• _EXERCISE_: Write out every record below exactly as it appears.
########################################
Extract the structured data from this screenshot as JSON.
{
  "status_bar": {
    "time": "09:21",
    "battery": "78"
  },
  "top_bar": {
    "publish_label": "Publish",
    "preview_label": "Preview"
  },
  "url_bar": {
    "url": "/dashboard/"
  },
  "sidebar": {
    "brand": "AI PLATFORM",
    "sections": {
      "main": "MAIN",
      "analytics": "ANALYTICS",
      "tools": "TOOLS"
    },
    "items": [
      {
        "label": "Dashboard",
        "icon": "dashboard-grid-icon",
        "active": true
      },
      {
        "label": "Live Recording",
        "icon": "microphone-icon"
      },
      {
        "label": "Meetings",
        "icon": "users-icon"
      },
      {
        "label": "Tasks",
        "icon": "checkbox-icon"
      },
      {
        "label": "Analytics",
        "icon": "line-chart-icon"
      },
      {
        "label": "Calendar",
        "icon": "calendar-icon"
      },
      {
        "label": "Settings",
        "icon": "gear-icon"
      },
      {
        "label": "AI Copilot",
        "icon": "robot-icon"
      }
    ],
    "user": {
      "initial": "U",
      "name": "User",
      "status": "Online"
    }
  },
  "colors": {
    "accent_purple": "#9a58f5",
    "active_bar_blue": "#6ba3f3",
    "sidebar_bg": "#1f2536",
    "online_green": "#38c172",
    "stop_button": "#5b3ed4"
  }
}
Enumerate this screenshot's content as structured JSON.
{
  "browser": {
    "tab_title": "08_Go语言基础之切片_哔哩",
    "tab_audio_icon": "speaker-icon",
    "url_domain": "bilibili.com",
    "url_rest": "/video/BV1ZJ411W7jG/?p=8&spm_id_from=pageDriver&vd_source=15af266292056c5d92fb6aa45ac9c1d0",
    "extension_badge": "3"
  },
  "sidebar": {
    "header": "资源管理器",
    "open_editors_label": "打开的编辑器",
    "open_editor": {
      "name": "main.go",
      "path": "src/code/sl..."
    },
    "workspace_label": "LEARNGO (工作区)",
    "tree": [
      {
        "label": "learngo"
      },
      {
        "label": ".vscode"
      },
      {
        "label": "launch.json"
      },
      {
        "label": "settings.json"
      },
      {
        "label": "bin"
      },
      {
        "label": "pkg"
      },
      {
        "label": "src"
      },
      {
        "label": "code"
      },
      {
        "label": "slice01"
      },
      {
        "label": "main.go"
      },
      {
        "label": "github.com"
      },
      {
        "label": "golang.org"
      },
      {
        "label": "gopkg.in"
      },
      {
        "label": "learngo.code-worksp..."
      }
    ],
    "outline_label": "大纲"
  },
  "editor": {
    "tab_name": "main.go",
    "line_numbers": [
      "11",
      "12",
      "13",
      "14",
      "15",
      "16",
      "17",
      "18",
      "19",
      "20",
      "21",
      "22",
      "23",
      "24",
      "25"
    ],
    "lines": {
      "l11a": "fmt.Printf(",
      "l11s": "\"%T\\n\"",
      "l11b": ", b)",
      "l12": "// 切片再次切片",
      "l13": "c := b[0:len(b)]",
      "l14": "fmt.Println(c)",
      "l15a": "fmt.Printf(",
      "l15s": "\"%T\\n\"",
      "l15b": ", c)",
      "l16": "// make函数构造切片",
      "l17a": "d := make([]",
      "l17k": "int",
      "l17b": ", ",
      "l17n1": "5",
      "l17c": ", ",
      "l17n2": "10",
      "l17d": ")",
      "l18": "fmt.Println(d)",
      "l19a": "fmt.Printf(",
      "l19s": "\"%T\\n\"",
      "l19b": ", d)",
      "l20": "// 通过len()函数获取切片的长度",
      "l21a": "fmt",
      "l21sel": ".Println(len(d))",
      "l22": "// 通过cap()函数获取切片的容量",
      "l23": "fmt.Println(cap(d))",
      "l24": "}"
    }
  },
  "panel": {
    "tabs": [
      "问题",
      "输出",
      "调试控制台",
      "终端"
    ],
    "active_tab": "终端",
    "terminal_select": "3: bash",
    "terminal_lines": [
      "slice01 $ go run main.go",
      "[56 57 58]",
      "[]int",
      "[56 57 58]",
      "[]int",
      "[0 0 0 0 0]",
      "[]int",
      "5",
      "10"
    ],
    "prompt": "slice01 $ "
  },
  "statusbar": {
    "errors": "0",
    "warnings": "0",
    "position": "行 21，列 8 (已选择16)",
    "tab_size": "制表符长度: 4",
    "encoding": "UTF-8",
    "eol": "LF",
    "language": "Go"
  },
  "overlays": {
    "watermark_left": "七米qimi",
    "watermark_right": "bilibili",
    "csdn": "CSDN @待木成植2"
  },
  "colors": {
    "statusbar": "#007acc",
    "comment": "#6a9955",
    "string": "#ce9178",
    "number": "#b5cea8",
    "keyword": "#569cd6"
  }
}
########################################
• _REPLY_:
Extract the structured data from this screenshot as JSON.
{
  "status_bar": {
    "time": "09:21",
    "battery": "78"
  },
  "top_bar": {
    "publish_label": "Publish",
    "preview_label": "Preview"
  },
  "url_bar": {
    "url": "/dashboard/"
  },
  "sidebar": {
    "brand": "AI PLATFORM",
    "sections": {
      "main": "MAIN",
      "analytics": "ANALYTICS",
      "tools": "TOOLS"
    },
    "items": [
      {
        "label": "Dashboard",
        "icon": "dashboard-grid-icon",
        "active": true
      },
      {
        "label": "Live Recording",
        "icon": "microphone-icon"
      },
      {
        "label": "Meetings",
        "icon": "users-icon"
      },
      {
        "label": "Tasks",
        "icon": "checkbox-icon"
      },
      {
        "label": "Analytics",
        "icon": "line-chart-icon"
      },
      {
        "label": "Calendar",
        "icon": "calendar-icon"
      },
      {
        "label": "Settings",
        "icon": "gear-icon"
      },
      {
        "label": "AI Copilot",
        "icon": "robot-icon"
      }
    ],
    "user": {
      "initial": "U",
      "name": "User",
      "status": "Online"
    }
  },
  "colors": {
    "accent_purple": "#9a58f5",
    "active_bar_blue": "#6ba3f3",
    "sidebar_bg": "#1f2536",
    "online_green": "#38c172",
    "stop_button": "#5b3ed4"
  }
}
Enumerate this screenshot's content as structured JSON.
{
  "browser": {
    "tab_title": "08_Go语言基础之切片_哔哩",
    "tab_audio_icon": "speaker-icon",
    "url_domain": "bilibili.com",
    "url_rest": "/video/BV1ZJ411W7jG/?p=8&spm_id_from=pageDriver&vd_source=15af266292056c5d92fb6aa45ac9c1d0",
    "extension_badge": "3"
  },
  "sidebar": {
    "header": "资源管理器",
    "open_editors_label": "打开的编辑器",
    "open_editor": {
      "name": "main.go",
      "path": "src/code/sl..."
    },
    "workspace_label": "LEARNGO (工作区)",
    "tree": [
      {
        "label": "learngo"
      },
      {
        "label": ".vscode"
      },
      {
        "label": "launch.json"
      },
      {
        "label": "settings.json"
      },
      {
        "label": "bin"
      },
      {
        "label": "pkg"
      },
      {
        "label": "src"
      },
      {
        "label": "code"
      },
      {
        "label": "slice01"
      },
      {
        "label": "main.go"
      },
      {
        "label": "github.com"
      },
      {
        "label": "golang.org"
      },
      {
        "label": "gopkg.in"
      },
      {
        "label": "learngo.code-worksp..."
      }
    ],
    "outline_label": "大纲"
  },
  "editor": {
    "tab_name": "main.go",
    "line_numbers": [
      "11",
      "12",
      "13",
      "14",
      "15",
      "16",
      "17",
      "18",
      "19",
      "20",
      "21",
      "22",
      "23",
      "24",
      "25"
    ],
    "lines": {
      "l11a": "fmt.Printf(",
      "l11s": "\"%T\\n\"",
      "l11b": ", b)",
      "l12": "// 切片再次切片",
      "l13": "c := b[0:len(b)]",
      "l14": "fmt.Println(c)",
      "l15a": "fmt.Printf(",
      "l15s": "\"%T\\n\"",
      "l15b": ", c)",
      "l16": "// make函数构造切片",
      "l17a": "d := make([]",
      "l17k": "int",
      "l17b": ", ",
      "l17n1": "5",
      "l17c": ", ",
      "l17n2": "10",
      "l17d": ")",
      "l18": "fmt.Println(d)",
      "l19a": "fmt.Printf(",
      "l19s": "\"%T\\n\"",
      "l19b": ", d)",
      "l20": "// 通过len()函数获取切片的长度",
      "l21a": "fmt",
      "l21sel": ".Println(len(d))",
      "l22": "// 通过cap()函数获取切片的容量",
      "l23": "fmt.Println(cap(d))",
      "l24": "}"
    }
  },
  "panel": {
    "tabs": [
      "问题",
      "输出",
      "调试控制台",
      "终端"
    ],
    "active_tab": "终端",
    "terminal_select": "3: bash",
    "terminal_lines": [
      "slice01 $ go run main.go",
      "[56 57 58]",
      "[]int",
      "[56 57 58]",
      "[]int",
      "[0 0 0 0 0]",
      "[]int",
      "5",
      "10"
    ],
    "prompt": "slice01 $ "
  },
  "statusbar": {
    "errors": "0",
    "warnings": "0",
    "position": "行 21，列 8 (已选择16)",
    "tab_size": "制表符长度: 4",
    "encoding": "UTF-8",
    "eol": "LF",
    "language": "Go"
  },
  "overlays": {
    "watermark_left": "七米qimi",
    "watermark_right": "bilibili",
    "csdn": "CSDN @待木成植2"
  },
  "colors": {
    "statusbar": "#007acc",
    "comment": "#6a9955",
    "string": "#ce9178",
    "number": "#b5cea8",
    "keyword": "#569cd6"
  }
}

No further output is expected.